Goal: Copy every line of the records below word for word, leaving out the pictures.

Region annotation records:
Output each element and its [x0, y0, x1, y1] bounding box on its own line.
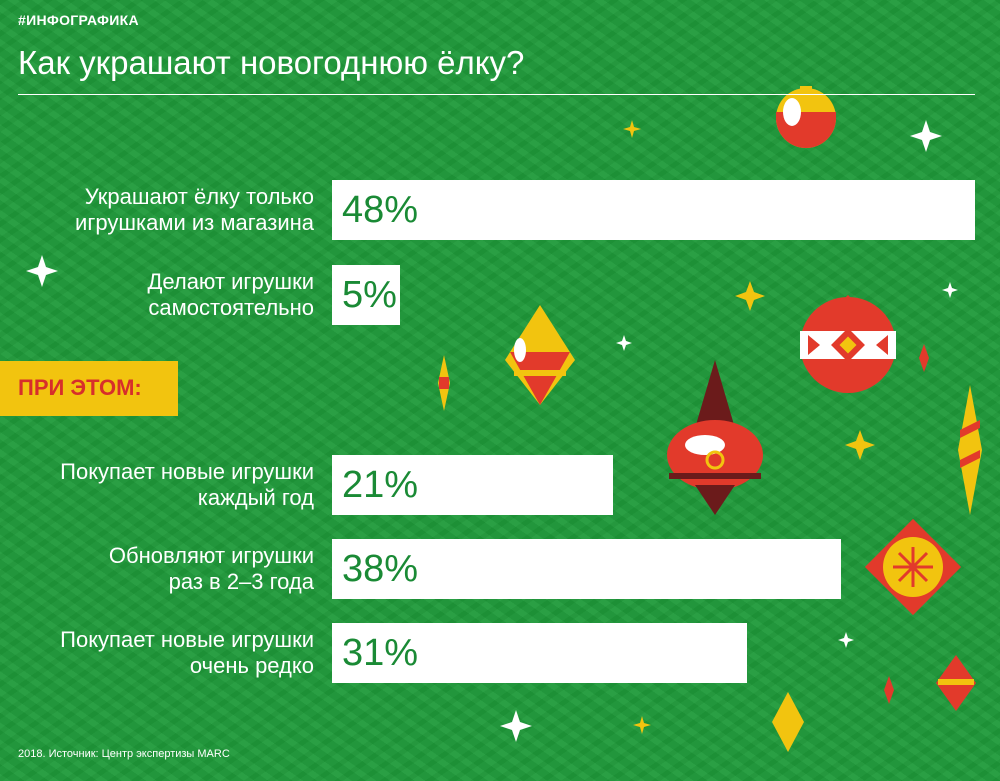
bar-label-line: Делают игрушки: [147, 269, 314, 294]
bar-label-handmade: Делают игрушки самостоятельно: [4, 269, 314, 321]
bar-label-store-toys: Украшают ёлку только игрушками из магази…: [4, 184, 314, 236]
bar-label-line: Покупает новые игрушки: [60, 459, 314, 484]
bar-label-rarely: Покупает новые игрушки очень редко: [4, 627, 314, 679]
bar-value: 38%: [342, 548, 419, 590]
bar-label-every-year: Покупает новые игрушки каждый год: [4, 459, 314, 511]
bar-label-line: Украшают ёлку только: [84, 184, 314, 209]
sparkle-stars: [26, 120, 958, 742]
bauble-ornament: [776, 86, 836, 148]
small-drop-ornament-2: [919, 344, 929, 372]
section-label-banner: ПРИ ЭТОМ:: [0, 361, 178, 416]
bar-label-every-2-3-years: Обновляют игрушки раз в 2–3 года: [4, 543, 314, 595]
gold-stars: [623, 120, 875, 734]
bar-label-line: Обновляют игрушки: [108, 543, 314, 568]
icicle-ornament: [958, 385, 982, 515]
section-label: ПРИ ЭТОМ:: [18, 375, 142, 400]
bar-label-line: раз в 2–3 года: [168, 569, 314, 594]
bar-every-year: 21%: [332, 455, 613, 515]
bar-value: 48%: [342, 189, 419, 231]
bar-label-line: очень редко: [189, 653, 314, 678]
small-drop-ornament-3: [884, 676, 894, 704]
infographic-tag: #ИНФОГРАФИКА: [18, 12, 139, 28]
bottom-drop-ornament: [772, 692, 804, 752]
tall-drop-ornament: [667, 360, 763, 515]
bar-label-line: самостоятельно: [148, 295, 314, 320]
bar-value: 31%: [342, 632, 419, 674]
drop-ornament: [505, 305, 575, 405]
bar-value: 21%: [342, 464, 419, 506]
bar-value: 5%: [342, 274, 397, 316]
bar-store-toys: 48%: [332, 180, 975, 240]
bar-label-line: каждый год: [197, 485, 314, 510]
bar-label-line: Покупает новые игрушки: [60, 627, 314, 652]
bar-label-line: игрушками из магазина: [75, 210, 314, 235]
bottom-right-ornament: [936, 655, 976, 711]
title-divider: [18, 94, 975, 95]
bar-rarely: 31%: [332, 623, 747, 683]
page-title: Как украшают новогоднюю ёлку?: [18, 44, 525, 81]
bar-every-2-3-years: 38%: [332, 539, 841, 599]
diamond-ornament: [800, 295, 896, 393]
small-drop-ornament: [438, 355, 450, 411]
bar-handmade: 5%: [332, 265, 400, 325]
source-note: 2018. Источник: Центр экспертизы MARC: [18, 748, 230, 760]
snowflake-ornament: [864, 518, 962, 616]
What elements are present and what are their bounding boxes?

Output:
Output each element and its [x0, y0, x1, y1] bounding box on its own line.
bar-label-line: Делают игрушки: [147, 269, 314, 294]
bar-label-handmade: Делают игрушки самостоятельно: [4, 269, 314, 321]
bar-label-store-toys: Украшают ёлку только игрушками из магази…: [4, 184, 314, 236]
bar-label-line: Покупает новые игрушки: [60, 459, 314, 484]
bar-label-rarely: Покупает новые игрушки очень редко: [4, 627, 314, 679]
bar-value: 38%: [342, 548, 419, 590]
bar-label-every-year: Покупает новые игрушки каждый год: [4, 459, 314, 511]
bar-label-line: Украшают ёлку только: [84, 184, 314, 209]
sparkle-stars: [26, 120, 958, 742]
bauble-ornament: [776, 86, 836, 148]
small-drop-ornament-2: [919, 344, 929, 372]
section-label-banner: ПРИ ЭТОМ:: [0, 361, 178, 416]
bar-label-every-2-3-years: Обновляют игрушки раз в 2–3 года: [4, 543, 314, 595]
gold-stars: [623, 120, 875, 734]
bar-label-line: Обновляют игрушки: [108, 543, 314, 568]
icicle-ornament: [958, 385, 982, 515]
section-label: ПРИ ЭТОМ:: [18, 375, 142, 400]
bar-label-line: раз в 2–3 года: [168, 569, 314, 594]
bar-every-year: 21%: [332, 455, 613, 515]
bar-value: 48%: [342, 189, 419, 231]
bar-label-line: очень редко: [189, 653, 314, 678]
small-drop-ornament-3: [884, 676, 894, 704]
infographic-tag: #ИНФОГРАФИКА: [18, 12, 139, 28]
bottom-drop-ornament: [772, 692, 804, 752]
tall-drop-ornament: [667, 360, 763, 515]
bar-label-line: самостоятельно: [148, 295, 314, 320]
bar-value: 31%: [342, 632, 419, 674]
drop-ornament: [505, 305, 575, 405]
bar-value: 21%: [342, 464, 419, 506]
bar-value: 5%: [342, 274, 397, 316]
bar-store-toys: 48%: [332, 180, 975, 240]
bar-label-line: каждый год: [197, 485, 314, 510]
bar-label-line: Покупает новые игрушки: [60, 627, 314, 652]
bar-label-line: игрушками из магазина: [75, 210, 314, 235]
bottom-right-ornament: [936, 655, 976, 711]
title-divider: [18, 94, 975, 95]
bar-rarely: 31%: [332, 623, 747, 683]
page-title: Как украшают новогоднюю ёлку?: [18, 44, 525, 81]
bar-every-2-3-years: 38%: [332, 539, 841, 599]
diamond-ornament: [800, 295, 896, 393]
small-drop-ornament: [438, 355, 450, 411]
bar-handmade: 5%: [332, 265, 400, 325]
source-note: 2018. Источник: Центр экспертизы MARC: [18, 748, 230, 760]
snowflake-ornament: [864, 518, 962, 616]
What elements are present and what are their bounding boxes?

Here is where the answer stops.